(Stored dataset items)
------------------------------------------------------------------------

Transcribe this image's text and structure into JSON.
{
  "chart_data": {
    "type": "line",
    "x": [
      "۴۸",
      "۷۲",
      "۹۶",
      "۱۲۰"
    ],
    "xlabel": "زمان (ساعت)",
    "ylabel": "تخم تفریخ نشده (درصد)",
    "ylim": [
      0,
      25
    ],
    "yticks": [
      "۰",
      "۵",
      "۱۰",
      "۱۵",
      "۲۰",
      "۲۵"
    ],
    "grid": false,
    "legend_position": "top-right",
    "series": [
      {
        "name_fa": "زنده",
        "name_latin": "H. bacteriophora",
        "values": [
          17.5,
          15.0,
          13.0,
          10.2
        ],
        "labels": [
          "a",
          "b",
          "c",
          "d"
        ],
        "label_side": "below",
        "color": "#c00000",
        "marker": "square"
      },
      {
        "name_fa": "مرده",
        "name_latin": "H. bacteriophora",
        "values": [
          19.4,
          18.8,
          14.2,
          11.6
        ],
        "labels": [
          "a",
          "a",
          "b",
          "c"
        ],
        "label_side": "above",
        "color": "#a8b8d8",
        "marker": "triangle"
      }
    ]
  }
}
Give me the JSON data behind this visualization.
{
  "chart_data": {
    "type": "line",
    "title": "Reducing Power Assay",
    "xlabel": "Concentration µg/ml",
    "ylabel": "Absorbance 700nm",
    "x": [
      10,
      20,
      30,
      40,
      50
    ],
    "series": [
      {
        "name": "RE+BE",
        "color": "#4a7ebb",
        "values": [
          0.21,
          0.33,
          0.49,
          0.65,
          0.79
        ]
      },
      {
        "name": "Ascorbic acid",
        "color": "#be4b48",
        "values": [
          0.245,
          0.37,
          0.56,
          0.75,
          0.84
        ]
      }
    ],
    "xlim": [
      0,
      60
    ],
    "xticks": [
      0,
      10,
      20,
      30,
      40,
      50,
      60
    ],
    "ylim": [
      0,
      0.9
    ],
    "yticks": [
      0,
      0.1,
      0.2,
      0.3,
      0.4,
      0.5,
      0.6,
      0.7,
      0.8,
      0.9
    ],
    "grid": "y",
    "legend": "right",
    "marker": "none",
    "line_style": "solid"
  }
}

------------------------------------------------------------------------

» Task to complete: In the data above, find each line where the string "this" appears, then copy it.

» Exercise answer:
Transcribe this image's text and structure into JSON.
Give me the JSON data behind this visualization.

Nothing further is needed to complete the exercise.